▶ _Aim_
Your task is to tally the lines of the listing containing the word "will" and report the figure alone.

>> BEGIN

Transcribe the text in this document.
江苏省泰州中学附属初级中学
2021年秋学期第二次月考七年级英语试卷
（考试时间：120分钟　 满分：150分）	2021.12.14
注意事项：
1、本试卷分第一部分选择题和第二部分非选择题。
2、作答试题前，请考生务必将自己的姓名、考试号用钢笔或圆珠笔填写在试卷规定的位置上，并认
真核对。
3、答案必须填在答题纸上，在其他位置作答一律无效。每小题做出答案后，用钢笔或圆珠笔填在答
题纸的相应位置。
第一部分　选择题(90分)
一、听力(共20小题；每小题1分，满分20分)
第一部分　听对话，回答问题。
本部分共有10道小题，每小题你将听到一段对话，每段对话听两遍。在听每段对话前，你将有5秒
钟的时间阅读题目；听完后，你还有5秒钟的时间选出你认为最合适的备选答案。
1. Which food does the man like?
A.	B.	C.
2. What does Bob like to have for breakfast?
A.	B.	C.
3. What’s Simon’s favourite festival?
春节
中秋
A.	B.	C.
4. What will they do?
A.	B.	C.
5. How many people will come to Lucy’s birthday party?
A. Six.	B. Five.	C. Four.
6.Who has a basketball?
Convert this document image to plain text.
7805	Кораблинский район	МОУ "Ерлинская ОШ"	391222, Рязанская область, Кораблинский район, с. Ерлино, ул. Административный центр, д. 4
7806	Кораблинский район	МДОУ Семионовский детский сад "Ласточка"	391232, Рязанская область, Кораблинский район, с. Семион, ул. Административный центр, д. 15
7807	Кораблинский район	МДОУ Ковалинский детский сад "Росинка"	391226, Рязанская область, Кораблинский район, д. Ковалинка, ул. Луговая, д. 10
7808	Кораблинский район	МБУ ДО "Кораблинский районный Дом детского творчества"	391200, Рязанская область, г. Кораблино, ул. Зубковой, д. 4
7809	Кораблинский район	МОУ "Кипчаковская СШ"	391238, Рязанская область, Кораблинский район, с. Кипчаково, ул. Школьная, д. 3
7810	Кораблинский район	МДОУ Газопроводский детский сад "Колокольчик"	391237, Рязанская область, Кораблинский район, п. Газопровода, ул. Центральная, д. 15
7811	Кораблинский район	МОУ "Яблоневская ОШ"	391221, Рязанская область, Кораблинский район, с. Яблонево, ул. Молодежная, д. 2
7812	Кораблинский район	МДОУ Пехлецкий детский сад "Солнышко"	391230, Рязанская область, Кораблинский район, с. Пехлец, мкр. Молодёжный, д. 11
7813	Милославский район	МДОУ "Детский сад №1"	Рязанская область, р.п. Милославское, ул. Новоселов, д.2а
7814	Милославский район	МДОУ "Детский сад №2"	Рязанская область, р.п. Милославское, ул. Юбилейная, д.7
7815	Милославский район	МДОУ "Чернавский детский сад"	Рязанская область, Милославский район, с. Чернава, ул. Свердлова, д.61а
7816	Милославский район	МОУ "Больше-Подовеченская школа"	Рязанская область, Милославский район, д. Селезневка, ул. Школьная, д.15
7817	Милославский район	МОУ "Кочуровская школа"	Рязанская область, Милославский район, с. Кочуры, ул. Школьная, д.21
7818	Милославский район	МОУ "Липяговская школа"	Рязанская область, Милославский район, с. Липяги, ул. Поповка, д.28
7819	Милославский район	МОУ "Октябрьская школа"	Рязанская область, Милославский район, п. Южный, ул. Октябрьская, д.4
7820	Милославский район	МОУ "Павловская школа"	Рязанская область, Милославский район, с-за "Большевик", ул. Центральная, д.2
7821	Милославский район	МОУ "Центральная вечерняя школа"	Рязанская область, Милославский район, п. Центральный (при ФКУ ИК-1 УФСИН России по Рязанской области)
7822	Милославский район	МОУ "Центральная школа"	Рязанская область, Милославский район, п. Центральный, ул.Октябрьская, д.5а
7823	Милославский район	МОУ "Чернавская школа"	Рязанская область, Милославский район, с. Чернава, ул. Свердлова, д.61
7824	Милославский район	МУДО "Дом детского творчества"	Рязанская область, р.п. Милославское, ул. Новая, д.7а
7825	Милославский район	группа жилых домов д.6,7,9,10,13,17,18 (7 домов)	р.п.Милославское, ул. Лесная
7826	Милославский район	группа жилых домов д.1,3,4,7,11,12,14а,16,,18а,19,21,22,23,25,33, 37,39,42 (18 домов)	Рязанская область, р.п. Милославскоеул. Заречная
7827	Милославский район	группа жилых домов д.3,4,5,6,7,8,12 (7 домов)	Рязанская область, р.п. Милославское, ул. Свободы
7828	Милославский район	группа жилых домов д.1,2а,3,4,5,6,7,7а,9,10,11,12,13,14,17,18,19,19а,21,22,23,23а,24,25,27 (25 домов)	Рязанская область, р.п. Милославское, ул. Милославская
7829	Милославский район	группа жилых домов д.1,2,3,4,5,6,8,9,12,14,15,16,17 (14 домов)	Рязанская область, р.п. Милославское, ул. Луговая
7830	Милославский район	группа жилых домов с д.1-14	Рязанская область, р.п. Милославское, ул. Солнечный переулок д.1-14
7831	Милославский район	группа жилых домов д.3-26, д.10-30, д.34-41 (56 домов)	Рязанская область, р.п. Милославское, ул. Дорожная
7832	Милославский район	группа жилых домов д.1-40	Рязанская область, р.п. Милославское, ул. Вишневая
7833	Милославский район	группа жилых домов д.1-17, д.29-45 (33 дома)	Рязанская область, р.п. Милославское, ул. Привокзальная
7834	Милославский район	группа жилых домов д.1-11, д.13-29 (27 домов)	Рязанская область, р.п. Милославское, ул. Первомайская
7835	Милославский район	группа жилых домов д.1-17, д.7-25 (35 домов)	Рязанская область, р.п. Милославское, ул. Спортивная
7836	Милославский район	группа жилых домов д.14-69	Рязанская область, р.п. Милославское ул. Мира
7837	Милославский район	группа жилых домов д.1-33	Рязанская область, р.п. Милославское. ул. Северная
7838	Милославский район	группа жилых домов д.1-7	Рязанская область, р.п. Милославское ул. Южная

>> END

▶ _Written answer_
2